## Bagian Latihan
[1] Dalam cerita tentang hobi 'ngeles', penulis mengaku tidak selalu tunduk pada peraturan. Jelaskan dalam satu sampai tiga kalimat mengapa penulis tetap mau mematuhinya.
[2] Menurut cerita tentang hobi 'ngeles', sanksi apa yang diterima Listya dari kampus?
[3] Tolong tulis ulang bagian cerita tentang hobi 'ngeles' yang dimulai dari kata-kata "Listya mencoba menghindar" dan berakhir setelah "melanggar lalu lintas.", lalu ganti "satpam" dengan "petugas keamanan".

## Cerita
________________________________________
Listya mencoba menghindar dari semua tuduhan, memberikan alasan ini itu, hingga akhirnya dia kehabisan kata-kata, menyerah, menerima sanksi dari kampus berupa denda dan penyitaan kendaraan selama 10 hari sesuai peraturan yang berlaku di kampus kami. Listya terus menerus memaki-maki satpam itu bahkan sampai kami selesai menemui temannya. Dia terlihat sangat kesal.
Itulah cerita dari dua orang temanku yang memiliki hobi sama, yaitu ‘ngeles’ terhadap peraturan. Aku bukanlah orang yang 100% tunduk pada peraturan, terlebih peraturan lalu lintas. Akan tetapi, ketika aku tau bahwa itu untuk kebaikanku sendiri, keselamatanku, aku akan memenuhinya. Kami cukup beruntung hanya mendapat teguran dan sanksi, sedangkan banyak masyarakat yang rela mengorbankan diri di jalan karena melanggar lalu lintas.
________________________________________
## Kumpulan Data

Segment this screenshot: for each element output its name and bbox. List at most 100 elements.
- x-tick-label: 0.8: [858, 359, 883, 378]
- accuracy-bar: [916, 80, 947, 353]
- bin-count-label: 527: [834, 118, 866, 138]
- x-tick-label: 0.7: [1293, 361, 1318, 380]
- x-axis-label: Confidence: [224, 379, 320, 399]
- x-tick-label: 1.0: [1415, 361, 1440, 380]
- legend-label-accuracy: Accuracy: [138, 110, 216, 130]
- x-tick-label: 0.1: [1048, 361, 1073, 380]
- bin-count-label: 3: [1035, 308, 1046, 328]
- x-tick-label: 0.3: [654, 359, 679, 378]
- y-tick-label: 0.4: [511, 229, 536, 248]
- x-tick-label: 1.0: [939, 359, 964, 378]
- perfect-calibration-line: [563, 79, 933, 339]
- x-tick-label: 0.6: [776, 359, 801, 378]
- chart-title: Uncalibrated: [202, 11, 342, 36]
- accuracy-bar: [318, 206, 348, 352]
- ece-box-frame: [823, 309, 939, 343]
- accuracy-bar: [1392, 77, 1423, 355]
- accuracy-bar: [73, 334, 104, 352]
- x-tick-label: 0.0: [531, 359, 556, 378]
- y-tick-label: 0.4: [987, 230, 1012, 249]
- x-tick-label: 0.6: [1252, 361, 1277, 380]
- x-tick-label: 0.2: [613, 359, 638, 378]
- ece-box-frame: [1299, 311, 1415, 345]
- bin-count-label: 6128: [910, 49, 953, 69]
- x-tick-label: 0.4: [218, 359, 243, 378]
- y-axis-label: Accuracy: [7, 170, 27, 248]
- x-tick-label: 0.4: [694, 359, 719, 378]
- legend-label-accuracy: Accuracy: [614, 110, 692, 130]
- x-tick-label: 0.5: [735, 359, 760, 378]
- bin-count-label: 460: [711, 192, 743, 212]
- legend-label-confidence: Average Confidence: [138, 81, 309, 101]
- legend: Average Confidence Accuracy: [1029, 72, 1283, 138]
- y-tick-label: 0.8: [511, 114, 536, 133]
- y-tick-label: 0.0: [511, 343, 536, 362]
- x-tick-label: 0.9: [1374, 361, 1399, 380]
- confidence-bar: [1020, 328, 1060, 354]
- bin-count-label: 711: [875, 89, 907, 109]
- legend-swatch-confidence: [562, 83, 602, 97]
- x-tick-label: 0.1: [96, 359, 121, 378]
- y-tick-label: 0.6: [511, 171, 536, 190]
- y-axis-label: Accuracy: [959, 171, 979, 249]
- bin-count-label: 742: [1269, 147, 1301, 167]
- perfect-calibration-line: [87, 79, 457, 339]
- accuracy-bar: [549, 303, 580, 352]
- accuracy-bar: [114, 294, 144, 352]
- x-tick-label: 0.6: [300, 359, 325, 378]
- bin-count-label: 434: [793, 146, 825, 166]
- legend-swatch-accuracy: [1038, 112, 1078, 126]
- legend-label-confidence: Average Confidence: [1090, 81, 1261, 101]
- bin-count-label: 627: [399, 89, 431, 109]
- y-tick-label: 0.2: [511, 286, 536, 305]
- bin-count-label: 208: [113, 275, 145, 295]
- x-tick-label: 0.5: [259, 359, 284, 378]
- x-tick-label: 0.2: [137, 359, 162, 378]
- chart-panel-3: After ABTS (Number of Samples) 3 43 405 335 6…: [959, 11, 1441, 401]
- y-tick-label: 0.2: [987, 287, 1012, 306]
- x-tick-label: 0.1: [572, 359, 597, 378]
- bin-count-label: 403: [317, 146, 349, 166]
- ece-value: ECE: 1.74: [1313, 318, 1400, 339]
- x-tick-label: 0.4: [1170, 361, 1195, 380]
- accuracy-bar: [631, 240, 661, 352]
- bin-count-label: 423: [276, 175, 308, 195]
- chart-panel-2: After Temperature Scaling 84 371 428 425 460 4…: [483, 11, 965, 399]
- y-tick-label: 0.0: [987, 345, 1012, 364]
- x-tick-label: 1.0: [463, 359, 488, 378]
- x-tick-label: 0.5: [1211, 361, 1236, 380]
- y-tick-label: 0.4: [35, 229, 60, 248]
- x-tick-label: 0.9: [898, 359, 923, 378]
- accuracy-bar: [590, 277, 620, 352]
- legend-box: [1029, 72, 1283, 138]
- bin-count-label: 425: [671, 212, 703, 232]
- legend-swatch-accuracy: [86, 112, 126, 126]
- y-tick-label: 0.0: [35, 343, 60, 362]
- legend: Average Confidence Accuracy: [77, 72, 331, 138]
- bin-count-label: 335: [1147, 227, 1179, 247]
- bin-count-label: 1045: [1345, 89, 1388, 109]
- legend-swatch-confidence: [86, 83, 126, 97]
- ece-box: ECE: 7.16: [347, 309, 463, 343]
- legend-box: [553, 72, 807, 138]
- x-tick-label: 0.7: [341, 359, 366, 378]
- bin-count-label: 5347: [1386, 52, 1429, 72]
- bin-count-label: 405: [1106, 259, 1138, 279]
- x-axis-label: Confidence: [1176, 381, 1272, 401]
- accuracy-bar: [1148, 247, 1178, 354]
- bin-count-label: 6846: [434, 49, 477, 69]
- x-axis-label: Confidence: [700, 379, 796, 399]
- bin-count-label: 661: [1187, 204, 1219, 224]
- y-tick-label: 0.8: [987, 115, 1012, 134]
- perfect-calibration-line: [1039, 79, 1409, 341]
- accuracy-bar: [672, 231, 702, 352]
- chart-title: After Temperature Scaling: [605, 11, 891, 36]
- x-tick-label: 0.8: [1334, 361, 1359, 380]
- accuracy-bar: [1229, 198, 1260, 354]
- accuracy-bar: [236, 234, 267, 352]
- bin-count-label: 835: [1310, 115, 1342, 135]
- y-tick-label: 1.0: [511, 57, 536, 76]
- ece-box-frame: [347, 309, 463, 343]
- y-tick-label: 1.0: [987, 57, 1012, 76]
________________________________________
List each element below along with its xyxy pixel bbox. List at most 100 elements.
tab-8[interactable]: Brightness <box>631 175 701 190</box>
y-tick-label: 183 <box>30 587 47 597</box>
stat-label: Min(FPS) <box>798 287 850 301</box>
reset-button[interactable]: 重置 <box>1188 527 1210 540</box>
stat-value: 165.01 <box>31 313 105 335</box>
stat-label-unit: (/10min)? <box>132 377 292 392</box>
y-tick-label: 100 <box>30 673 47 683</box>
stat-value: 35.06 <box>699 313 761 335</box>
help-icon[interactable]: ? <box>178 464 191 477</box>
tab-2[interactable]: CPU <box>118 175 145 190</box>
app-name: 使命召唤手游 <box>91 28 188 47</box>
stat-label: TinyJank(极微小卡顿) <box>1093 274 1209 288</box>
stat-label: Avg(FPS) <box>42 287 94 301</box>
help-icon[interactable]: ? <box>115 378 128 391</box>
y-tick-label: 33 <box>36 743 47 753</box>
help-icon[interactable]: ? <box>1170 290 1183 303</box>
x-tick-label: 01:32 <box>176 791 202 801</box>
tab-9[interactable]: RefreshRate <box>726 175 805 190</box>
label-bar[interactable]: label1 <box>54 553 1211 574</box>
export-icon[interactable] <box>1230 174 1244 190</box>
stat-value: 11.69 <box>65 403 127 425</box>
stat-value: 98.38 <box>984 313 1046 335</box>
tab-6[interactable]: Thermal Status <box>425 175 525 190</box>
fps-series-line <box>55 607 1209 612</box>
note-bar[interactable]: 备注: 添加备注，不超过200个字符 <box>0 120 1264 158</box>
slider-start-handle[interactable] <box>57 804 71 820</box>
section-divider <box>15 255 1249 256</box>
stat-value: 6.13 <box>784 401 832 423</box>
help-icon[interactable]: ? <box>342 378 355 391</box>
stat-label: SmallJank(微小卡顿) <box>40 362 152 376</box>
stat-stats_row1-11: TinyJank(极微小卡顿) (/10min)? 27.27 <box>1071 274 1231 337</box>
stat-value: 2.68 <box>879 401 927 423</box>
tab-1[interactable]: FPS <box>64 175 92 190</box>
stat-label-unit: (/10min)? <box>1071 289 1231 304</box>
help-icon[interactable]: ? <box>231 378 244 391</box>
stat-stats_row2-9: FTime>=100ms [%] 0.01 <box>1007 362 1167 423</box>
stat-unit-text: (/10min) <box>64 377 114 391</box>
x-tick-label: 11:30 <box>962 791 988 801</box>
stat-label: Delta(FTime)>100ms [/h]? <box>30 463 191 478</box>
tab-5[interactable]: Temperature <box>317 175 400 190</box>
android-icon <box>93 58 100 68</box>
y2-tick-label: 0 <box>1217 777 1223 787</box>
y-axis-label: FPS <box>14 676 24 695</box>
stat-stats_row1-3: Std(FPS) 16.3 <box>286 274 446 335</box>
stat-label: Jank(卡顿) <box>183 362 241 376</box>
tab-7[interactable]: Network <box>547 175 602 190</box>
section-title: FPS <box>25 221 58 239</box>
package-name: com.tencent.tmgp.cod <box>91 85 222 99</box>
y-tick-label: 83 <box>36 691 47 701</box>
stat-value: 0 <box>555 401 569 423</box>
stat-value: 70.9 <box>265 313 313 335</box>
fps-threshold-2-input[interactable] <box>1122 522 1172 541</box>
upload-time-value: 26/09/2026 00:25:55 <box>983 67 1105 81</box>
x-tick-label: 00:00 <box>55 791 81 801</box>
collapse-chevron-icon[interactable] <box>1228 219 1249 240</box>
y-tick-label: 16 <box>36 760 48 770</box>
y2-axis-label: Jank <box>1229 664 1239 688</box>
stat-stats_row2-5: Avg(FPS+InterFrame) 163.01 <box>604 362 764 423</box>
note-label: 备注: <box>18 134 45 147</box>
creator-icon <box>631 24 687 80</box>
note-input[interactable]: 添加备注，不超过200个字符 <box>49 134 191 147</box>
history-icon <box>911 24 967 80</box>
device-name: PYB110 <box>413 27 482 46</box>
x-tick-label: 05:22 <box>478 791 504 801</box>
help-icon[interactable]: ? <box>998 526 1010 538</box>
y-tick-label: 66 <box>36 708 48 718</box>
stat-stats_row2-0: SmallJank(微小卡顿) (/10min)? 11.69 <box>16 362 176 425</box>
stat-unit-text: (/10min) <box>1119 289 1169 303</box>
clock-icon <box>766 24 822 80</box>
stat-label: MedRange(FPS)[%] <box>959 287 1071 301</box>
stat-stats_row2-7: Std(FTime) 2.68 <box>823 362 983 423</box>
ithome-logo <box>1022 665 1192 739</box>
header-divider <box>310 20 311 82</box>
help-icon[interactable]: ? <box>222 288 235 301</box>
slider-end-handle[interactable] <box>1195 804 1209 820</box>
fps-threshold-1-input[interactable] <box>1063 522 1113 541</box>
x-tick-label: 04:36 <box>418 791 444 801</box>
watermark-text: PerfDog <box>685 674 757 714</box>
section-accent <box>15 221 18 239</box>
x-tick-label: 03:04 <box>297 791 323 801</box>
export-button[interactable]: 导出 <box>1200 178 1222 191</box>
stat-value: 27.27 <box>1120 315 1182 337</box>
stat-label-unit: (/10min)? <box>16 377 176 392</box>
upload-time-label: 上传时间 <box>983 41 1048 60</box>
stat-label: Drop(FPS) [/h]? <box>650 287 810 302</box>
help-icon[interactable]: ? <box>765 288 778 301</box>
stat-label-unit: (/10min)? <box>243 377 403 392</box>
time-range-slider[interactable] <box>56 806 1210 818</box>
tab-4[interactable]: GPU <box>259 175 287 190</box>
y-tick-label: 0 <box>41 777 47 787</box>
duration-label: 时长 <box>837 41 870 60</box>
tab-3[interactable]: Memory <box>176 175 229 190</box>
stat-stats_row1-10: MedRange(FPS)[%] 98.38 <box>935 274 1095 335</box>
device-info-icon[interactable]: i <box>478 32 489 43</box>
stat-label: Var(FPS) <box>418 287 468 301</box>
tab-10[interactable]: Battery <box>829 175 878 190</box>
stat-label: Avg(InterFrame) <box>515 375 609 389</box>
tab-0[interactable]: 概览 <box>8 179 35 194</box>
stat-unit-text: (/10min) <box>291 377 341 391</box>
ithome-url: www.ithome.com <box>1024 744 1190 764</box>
________________________________________
## Jawaban Tertulis
[1] Penulis akan memenuhi peraturan ketika tahu bahwa peraturan itu untuk kebaikan dan keselamatannya sendiri.

[2] Listya menerima denda dan penyitaan kendaraan selama 10 hari.

[3]
Listya mencoba menghindar dari semua tuduhan, memberikan alasan ini itu, hingga akhirnya dia kehabisan kata-kata, menyerah, menerima sanksi dari kampus berupa denda dan penyitaan kendaraan selama 10 hari sesuai peraturan yang berlaku di kampus kami. Listya terus menerus memaki-maki petugas keamanan itu bahkan sampai kami selesai menemui temannya. Dia terlihat sangat kesal.
Itulah cerita dari dua orang temanku yang memiliki hobi sama, yaitu ‘ngeles’ terhadap peraturan. Aku bukanlah orang yang 100% tunduk pada peraturan, terlebih peraturan lalu lintas. Akan tetapi, ketika aku tau bahwa itu untuk kebaikanku sendiri, keselamatanku, aku akan memenuhinya. Kami cukup beruntung hanya mendapat teguran dan sanksi, sedangkan banyak masyarakat yang rela mengorbankan diri di jalan karena melanggar lalu lintas.